- _Instruction_:
Look through the records below and collect all lines that hold the string "Stepu".

- _Data lines_:
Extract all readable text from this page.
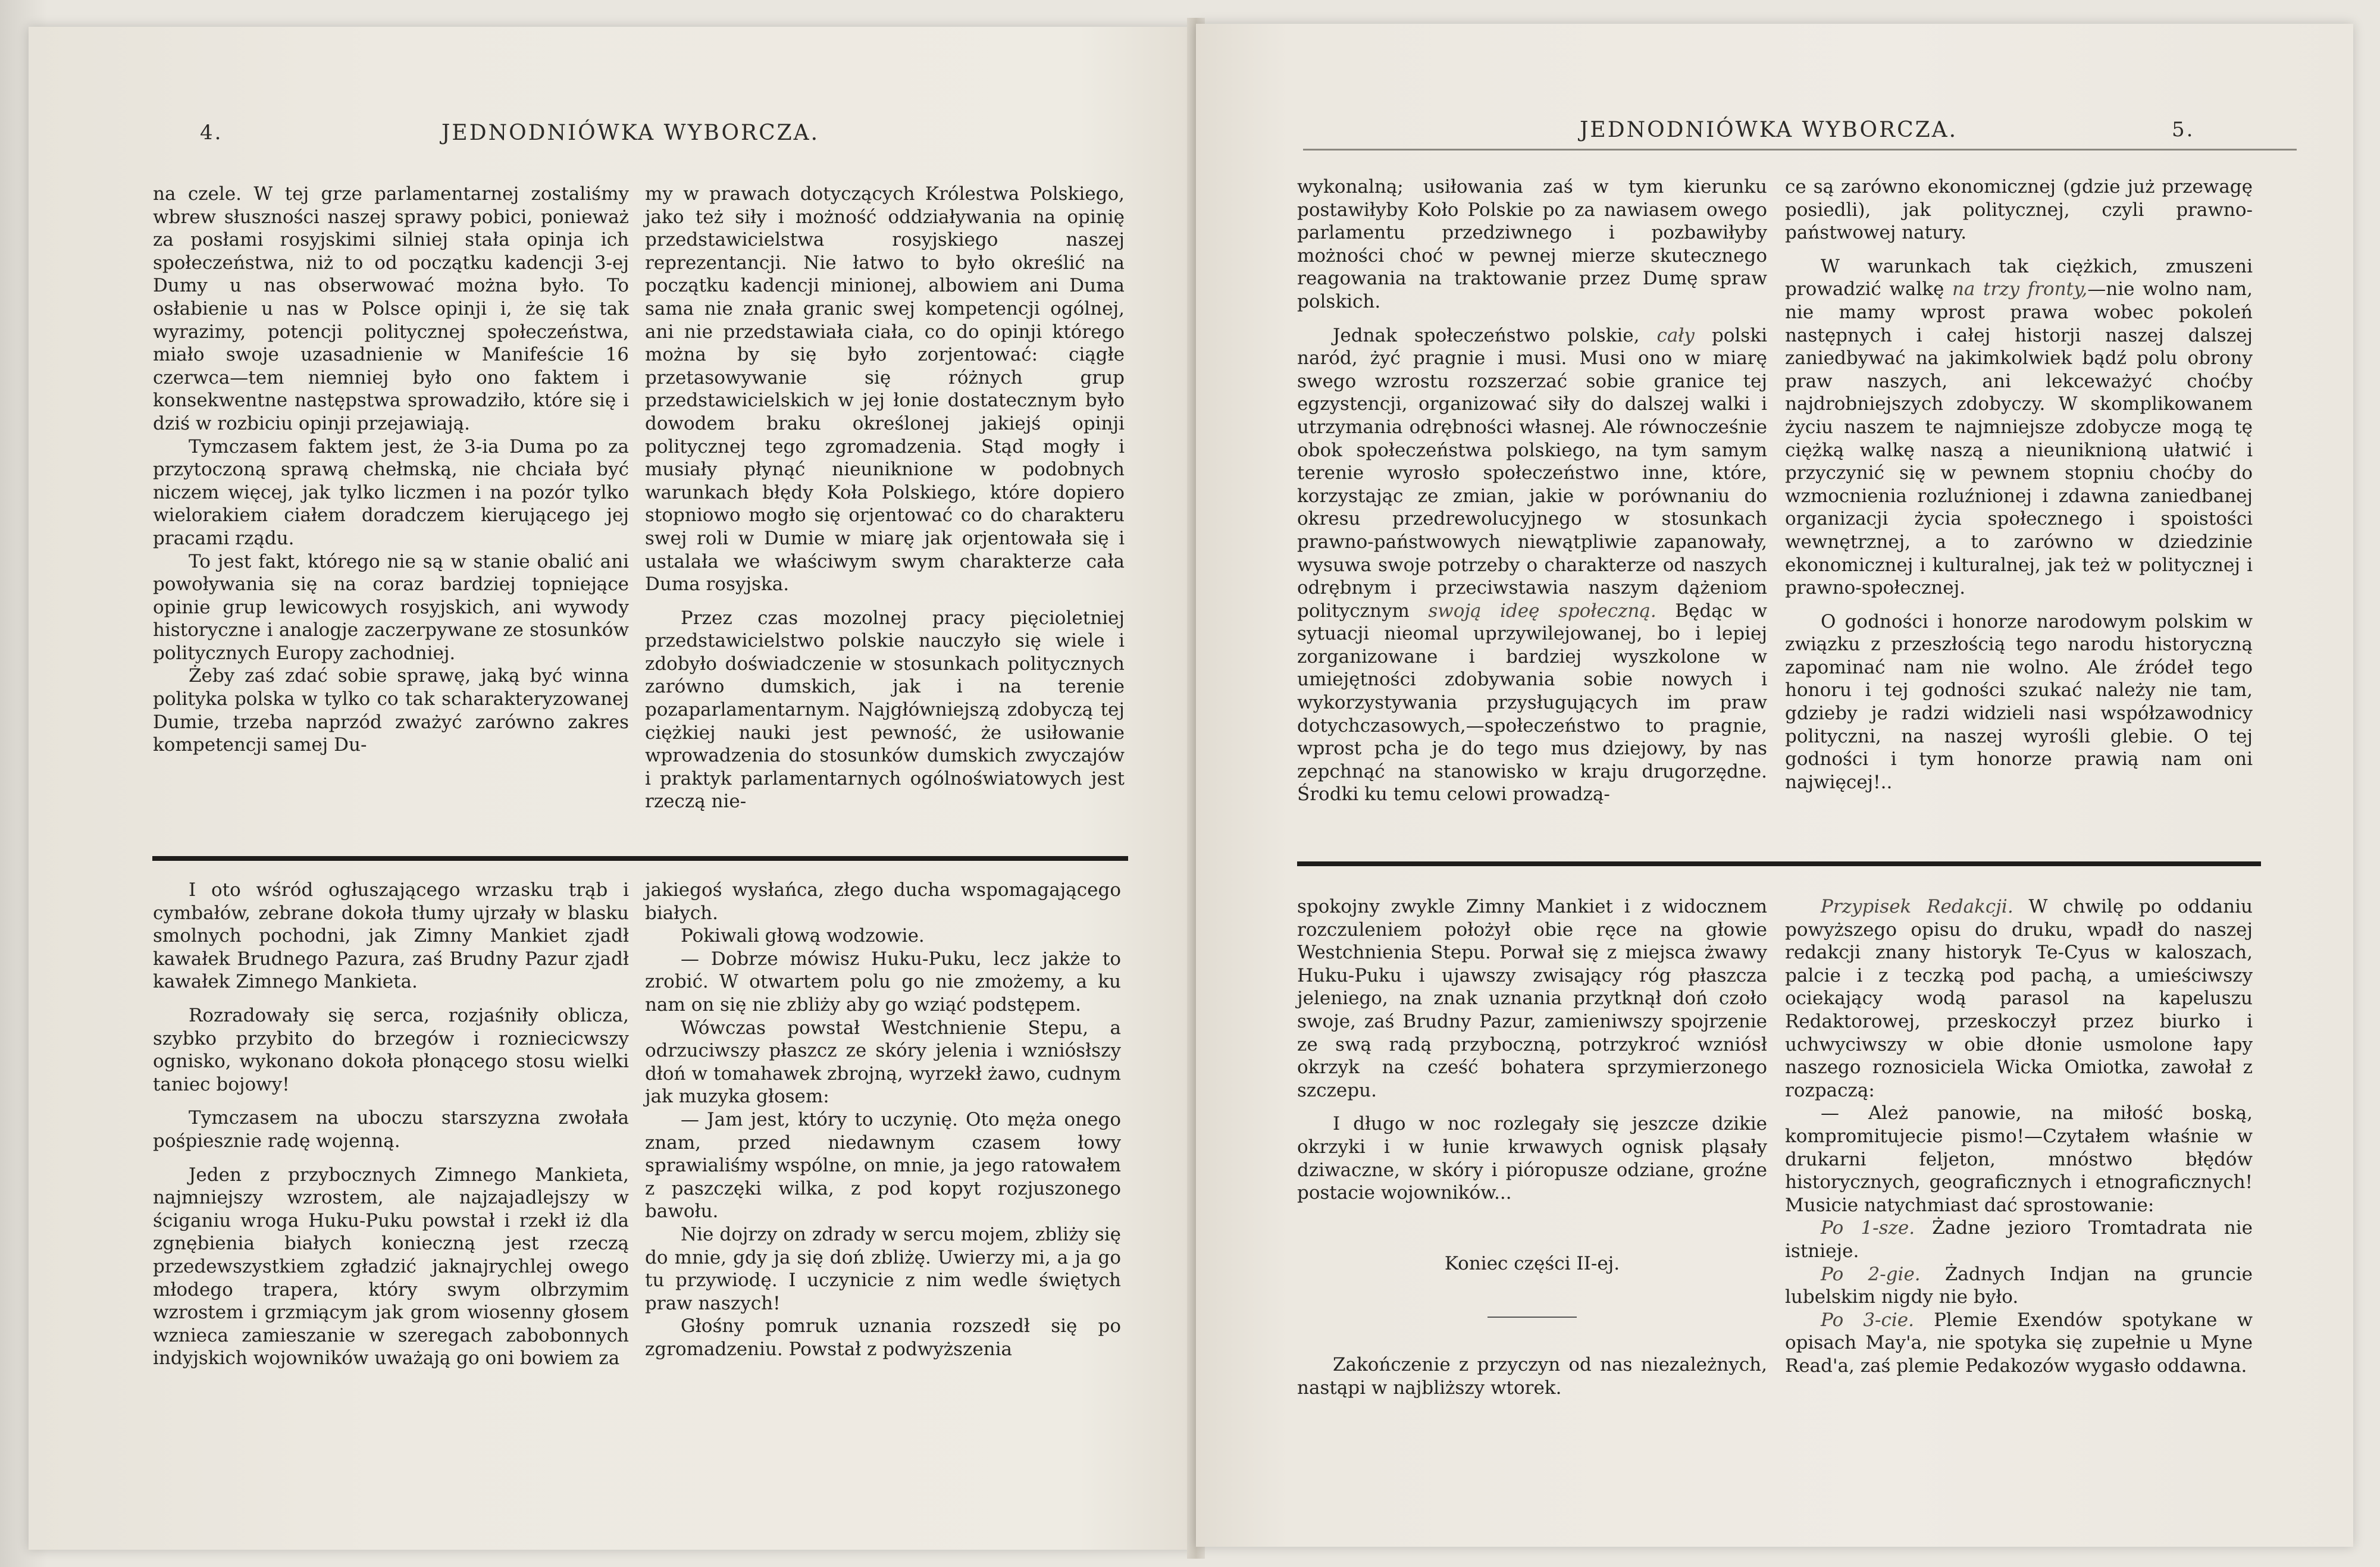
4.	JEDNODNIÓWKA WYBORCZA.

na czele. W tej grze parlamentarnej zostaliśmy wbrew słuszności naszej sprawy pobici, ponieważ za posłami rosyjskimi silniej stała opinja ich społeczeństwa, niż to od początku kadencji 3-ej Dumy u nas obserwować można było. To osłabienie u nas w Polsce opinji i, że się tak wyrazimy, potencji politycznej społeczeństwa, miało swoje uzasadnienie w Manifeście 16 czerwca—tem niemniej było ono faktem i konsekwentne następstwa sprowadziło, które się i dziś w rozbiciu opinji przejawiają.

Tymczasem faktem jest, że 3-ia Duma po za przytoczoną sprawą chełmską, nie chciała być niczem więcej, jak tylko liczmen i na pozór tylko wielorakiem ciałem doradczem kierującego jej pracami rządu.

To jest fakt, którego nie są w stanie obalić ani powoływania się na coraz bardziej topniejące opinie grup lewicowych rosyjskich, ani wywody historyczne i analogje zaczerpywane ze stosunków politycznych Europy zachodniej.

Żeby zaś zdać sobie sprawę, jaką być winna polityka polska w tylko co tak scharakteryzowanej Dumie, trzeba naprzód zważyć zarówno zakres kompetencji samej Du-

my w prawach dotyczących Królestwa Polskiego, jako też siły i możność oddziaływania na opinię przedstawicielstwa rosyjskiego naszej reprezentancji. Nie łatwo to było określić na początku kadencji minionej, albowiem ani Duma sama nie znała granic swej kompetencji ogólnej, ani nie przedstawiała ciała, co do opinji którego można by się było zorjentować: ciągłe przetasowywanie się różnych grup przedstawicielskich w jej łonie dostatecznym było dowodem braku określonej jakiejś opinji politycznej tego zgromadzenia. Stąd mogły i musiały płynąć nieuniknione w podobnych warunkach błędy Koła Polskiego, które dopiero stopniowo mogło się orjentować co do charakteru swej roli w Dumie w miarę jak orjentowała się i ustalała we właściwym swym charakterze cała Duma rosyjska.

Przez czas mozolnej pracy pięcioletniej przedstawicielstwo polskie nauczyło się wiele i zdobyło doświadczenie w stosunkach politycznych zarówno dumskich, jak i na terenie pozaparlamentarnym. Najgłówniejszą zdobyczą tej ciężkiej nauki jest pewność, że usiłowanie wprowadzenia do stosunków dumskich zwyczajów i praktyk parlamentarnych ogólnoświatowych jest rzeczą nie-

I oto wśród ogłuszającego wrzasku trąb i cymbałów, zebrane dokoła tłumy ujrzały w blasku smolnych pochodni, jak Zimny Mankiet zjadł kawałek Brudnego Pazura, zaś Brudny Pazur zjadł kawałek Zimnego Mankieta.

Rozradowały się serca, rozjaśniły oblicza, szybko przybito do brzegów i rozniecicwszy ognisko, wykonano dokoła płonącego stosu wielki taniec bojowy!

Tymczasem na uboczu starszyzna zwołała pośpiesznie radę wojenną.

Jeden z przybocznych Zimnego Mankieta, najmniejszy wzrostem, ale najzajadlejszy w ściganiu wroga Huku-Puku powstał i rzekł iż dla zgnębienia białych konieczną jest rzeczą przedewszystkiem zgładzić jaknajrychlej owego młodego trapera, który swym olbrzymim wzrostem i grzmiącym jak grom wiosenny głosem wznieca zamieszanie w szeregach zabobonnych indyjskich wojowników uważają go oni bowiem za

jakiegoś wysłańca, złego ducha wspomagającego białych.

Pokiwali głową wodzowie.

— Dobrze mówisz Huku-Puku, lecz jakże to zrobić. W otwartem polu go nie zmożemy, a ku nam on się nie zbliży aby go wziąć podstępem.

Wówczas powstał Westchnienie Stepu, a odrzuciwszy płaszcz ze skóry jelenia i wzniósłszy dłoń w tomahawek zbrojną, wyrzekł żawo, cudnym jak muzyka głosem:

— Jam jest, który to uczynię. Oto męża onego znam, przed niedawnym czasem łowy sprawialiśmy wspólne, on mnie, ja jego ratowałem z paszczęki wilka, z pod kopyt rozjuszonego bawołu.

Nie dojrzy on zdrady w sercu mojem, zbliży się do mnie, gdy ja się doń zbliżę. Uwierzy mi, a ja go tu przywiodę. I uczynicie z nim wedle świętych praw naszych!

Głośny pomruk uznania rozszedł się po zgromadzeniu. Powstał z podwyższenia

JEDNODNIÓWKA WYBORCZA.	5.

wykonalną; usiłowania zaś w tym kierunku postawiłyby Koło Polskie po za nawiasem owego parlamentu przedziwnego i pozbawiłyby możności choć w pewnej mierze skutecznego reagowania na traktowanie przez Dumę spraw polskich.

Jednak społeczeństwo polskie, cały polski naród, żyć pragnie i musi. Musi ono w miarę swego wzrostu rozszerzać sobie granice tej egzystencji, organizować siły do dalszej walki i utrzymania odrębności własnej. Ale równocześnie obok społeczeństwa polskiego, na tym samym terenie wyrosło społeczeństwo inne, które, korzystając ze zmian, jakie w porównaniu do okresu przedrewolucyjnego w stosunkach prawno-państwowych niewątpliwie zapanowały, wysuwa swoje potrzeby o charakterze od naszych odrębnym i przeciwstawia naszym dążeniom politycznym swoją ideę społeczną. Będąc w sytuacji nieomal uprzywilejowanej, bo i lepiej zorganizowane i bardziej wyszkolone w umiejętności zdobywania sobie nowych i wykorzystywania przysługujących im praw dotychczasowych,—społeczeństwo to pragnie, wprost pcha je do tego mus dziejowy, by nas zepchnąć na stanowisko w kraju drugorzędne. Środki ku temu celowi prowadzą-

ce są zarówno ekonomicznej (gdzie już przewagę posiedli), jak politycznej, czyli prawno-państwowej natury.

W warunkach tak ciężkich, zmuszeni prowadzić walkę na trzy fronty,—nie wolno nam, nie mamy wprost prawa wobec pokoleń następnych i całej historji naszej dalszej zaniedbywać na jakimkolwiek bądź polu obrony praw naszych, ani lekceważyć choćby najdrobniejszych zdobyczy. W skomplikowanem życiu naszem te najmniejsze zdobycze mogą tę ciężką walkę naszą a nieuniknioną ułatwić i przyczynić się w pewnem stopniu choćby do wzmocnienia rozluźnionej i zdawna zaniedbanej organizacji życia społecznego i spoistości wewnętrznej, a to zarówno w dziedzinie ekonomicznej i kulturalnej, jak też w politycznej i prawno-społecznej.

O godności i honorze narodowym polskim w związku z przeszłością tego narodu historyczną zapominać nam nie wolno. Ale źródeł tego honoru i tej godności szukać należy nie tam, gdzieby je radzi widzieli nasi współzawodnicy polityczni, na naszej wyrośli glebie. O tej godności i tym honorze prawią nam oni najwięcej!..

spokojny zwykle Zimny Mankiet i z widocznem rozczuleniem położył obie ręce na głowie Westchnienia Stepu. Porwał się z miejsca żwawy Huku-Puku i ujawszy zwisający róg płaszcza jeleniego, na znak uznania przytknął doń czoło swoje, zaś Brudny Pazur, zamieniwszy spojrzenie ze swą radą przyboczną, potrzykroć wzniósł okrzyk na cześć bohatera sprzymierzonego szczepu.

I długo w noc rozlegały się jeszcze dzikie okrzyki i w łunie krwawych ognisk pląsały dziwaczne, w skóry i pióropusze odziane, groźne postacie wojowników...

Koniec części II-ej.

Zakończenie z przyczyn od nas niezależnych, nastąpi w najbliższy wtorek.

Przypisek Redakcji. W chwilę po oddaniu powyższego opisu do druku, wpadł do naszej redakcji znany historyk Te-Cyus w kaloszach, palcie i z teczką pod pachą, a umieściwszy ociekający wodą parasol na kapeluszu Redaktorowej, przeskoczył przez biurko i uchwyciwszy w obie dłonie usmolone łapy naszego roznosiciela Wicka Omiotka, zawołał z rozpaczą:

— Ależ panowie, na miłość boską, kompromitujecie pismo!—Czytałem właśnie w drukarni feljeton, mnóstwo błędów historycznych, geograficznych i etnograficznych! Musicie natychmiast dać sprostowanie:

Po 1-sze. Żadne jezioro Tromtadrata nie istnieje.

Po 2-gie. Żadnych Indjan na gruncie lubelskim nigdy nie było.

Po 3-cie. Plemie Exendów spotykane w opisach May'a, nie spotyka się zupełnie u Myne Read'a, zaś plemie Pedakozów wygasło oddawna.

---

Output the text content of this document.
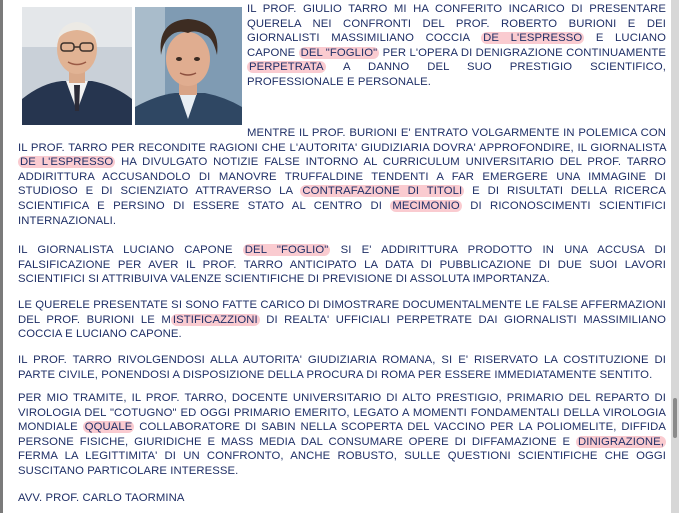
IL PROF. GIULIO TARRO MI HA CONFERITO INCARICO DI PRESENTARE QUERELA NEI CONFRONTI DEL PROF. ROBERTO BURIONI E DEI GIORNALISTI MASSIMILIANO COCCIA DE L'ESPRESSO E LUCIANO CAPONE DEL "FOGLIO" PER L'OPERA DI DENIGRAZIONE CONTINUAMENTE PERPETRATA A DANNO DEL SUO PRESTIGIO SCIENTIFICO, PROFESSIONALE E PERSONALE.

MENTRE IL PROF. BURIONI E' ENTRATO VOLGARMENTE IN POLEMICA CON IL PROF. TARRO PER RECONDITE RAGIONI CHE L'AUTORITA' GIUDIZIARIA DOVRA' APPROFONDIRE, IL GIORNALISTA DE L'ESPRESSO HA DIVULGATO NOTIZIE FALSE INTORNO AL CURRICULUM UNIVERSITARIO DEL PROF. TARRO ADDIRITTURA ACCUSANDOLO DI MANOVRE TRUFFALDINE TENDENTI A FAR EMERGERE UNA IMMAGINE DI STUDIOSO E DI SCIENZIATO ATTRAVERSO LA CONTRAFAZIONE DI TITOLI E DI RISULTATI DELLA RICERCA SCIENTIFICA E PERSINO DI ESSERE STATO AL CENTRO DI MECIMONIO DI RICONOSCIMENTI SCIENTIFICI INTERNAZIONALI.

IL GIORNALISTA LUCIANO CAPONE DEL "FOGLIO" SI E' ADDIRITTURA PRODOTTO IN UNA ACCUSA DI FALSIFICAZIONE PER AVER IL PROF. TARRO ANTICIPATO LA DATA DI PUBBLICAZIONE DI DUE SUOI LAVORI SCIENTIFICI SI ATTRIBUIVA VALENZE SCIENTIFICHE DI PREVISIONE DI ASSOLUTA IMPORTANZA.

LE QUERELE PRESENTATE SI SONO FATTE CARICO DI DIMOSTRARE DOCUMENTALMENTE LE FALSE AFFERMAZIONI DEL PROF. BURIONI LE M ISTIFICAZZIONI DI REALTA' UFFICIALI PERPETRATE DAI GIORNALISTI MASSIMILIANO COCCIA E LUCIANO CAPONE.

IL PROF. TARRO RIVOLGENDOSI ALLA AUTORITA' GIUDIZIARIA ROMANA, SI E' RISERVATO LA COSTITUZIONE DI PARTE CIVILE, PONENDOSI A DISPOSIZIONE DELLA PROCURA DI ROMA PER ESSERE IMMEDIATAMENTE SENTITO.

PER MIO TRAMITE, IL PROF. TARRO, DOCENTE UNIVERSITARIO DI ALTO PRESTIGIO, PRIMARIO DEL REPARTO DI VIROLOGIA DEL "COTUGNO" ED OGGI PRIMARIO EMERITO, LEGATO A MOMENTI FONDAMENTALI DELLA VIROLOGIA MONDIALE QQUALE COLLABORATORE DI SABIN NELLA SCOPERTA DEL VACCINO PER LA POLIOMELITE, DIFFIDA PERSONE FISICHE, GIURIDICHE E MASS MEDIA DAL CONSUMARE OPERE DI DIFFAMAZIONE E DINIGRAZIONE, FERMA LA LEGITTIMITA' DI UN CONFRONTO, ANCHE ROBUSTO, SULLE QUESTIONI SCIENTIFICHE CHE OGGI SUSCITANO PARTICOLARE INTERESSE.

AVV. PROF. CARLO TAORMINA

- _Answer to this problem_:
Wówczas powstał Westchnienie Stepu, a odrzuciwszy płaszcz ze skóry jelenia i wzniósłszy dłoń w tomahawek zbrojną, wyrzekł żawo, cudnym jak muzyka głosem:
spokojny zwykle Zimny Mankiet i z widocznem rozczuleniem położył obie ręce na głowie Westchnienia Stepu. Porwał się z miejsca żwawy Huku-Puku i ujawszy zwisający róg płaszcza jeleniego, na znak uznania przytknął doń czoło swoje, zaś Brudny Pazur, zamieniwszy spojrzenie ze swą radą przyboczną, potrzykroć wzniósł okrzyk na cześć bohatera sprzymierzonego szczepu.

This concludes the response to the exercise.